--- START Supplied material ---
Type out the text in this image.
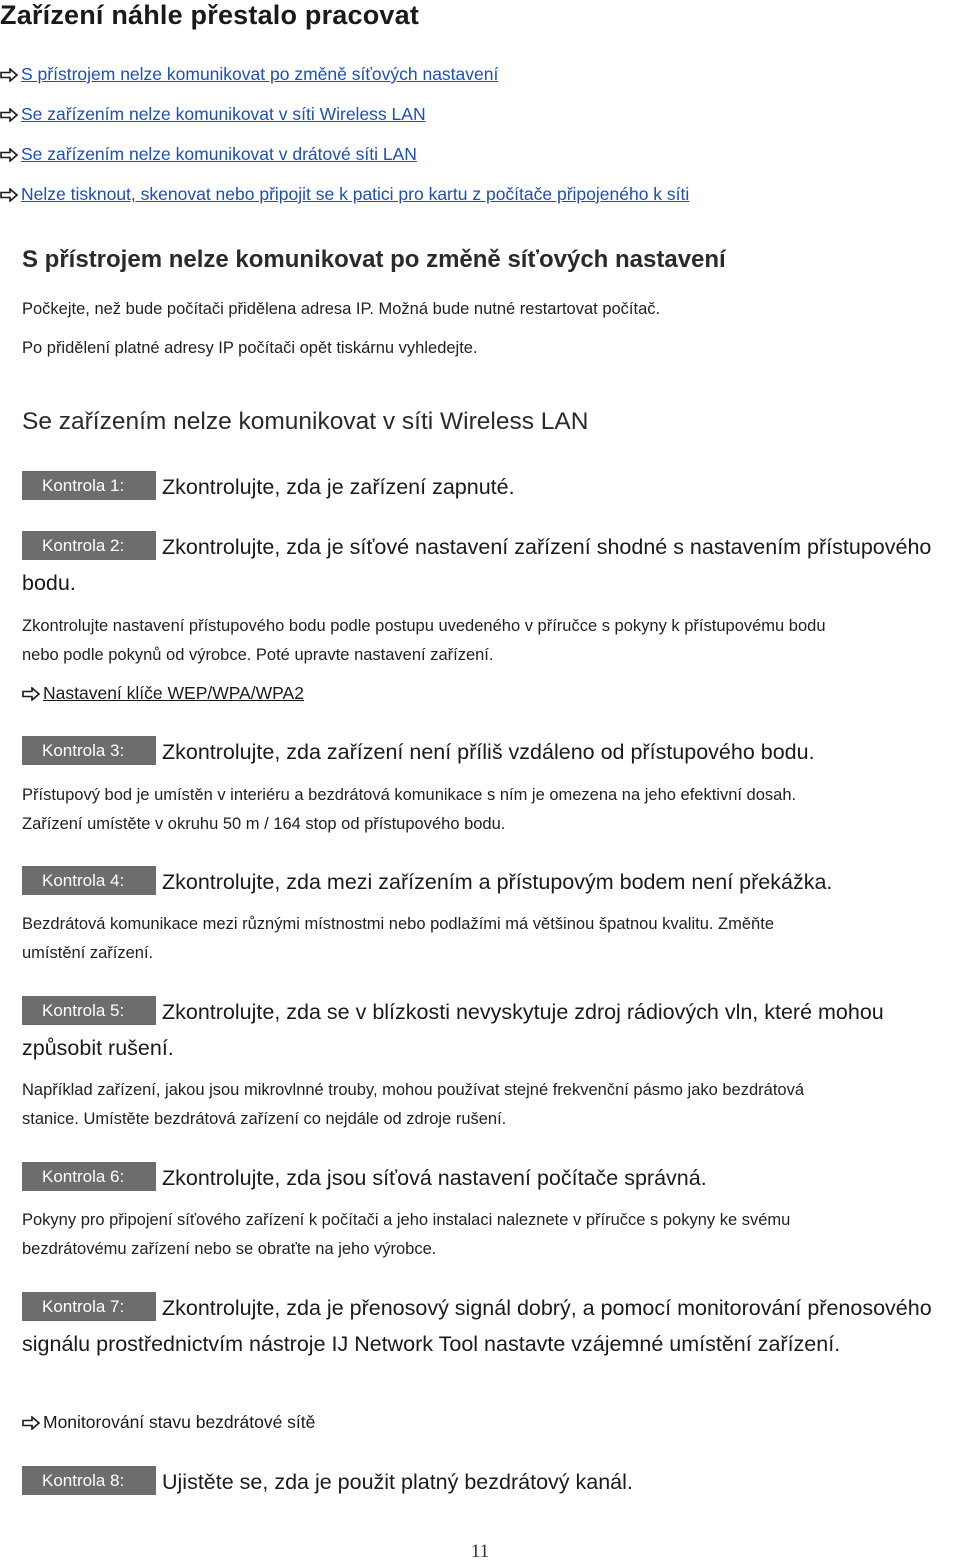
Zařízení náhle přestalo pracovat
S přístrojem nelze komunikovat po změně síťových nastavení
Se zařízením nelze komunikovat v síti Wireless LAN
Se zařízením nelze komunikovat v drátové síti LAN
Nelze tisknout, skenovat nebo připojit se k patici pro kartu z počítače připojeného k síti
S přístrojem nelze komunikovat po změně síťových nastavení

Počkejte, než bude počítači přidělena adresa IP. Možná bude nutné restartovat počítač.

Po přidělení platné adresy IP počítači opět tiskárnu vyhledejte.

Se zařízením nelze komunikovat v síti Wireless LAN
Kontrola 1:	Zkontrolujte, zda je zařízení zapnuté.

Kontrola 2:	Zkontrolujte, zda je síťové nastavení zařízení shodné s nastavením přístupového bodu.

Zkontrolujte nastavení přístupového bodu podle postupu uvedeného v příručce s pokyny k přístupovému bodu

nebo podle pokynů od výrobce. Poté upravte nastavení zařízení.

Nastavení klíče WEP/WPA/WPA2
Kontrola 3:	Zkontrolujte, zda zařízení není příliš vzdáleno od přístupového bodu.

Přístupový bod je umístěn v interiéru a bezdrátová komunikace s ním je omezena na jeho efektivní dosah.

Zařízení umístěte v okruhu 50 m / 164 stop od přístupového bodu.

Kontrola 4:	Zkontrolujte, zda mezi zařízením a přístupovým bodem není překážka.

Bezdrátová komunikace mezi různými místnostmi nebo podlažími má většinou špatnou kvalitu. Změňte

umístění zařízení.

Kontrola 5:	Zkontrolujte, zda se v blízkosti nevyskytuje zdroj rádiových vln, které mohou způsobit rušení.

Například zařízení, jakou jsou mikrovlnné trouby, mohou používat stejné frekvenční pásmo jako bezdrátová

stanice. Umístěte bezdrátová zařízení co nejdále od zdroje rušení.

Kontrola 6:	Zkontrolujte, zda jsou síťová nastavení počítače správná.

Pokyny pro připojení síťového zařízení k počítači a jeho instalaci naleznete v příručce s pokyny ke svému

bezdrátovému zařízení nebo se obraťte na jeho výrobce.

Kontrola 7:	Zkontrolujte, zda je přenosový signál dobrý, a pomocí monitorování přenosového signálu prostřednictvím nástroje IJ Network Tool nastavte vzájemné umístění zařízení.

Monitorování stavu bezdrátové sítě
Kontrola 8:	Ujistěte se, zda je použit platný bezdrátový kanál.

11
--- END Supplied material ---
Work required: Set out every line from the material that contains the string "umístění".

Output for this exercise:
umístění zařízení.
Kontrola 7:	Zkontrolujte, zda je přenosový signál dobrý, a pomocí monitorování přenosového signálu prostřednictvím nástroje IJ Network Tool nastavte vzájemné umístění zařízení.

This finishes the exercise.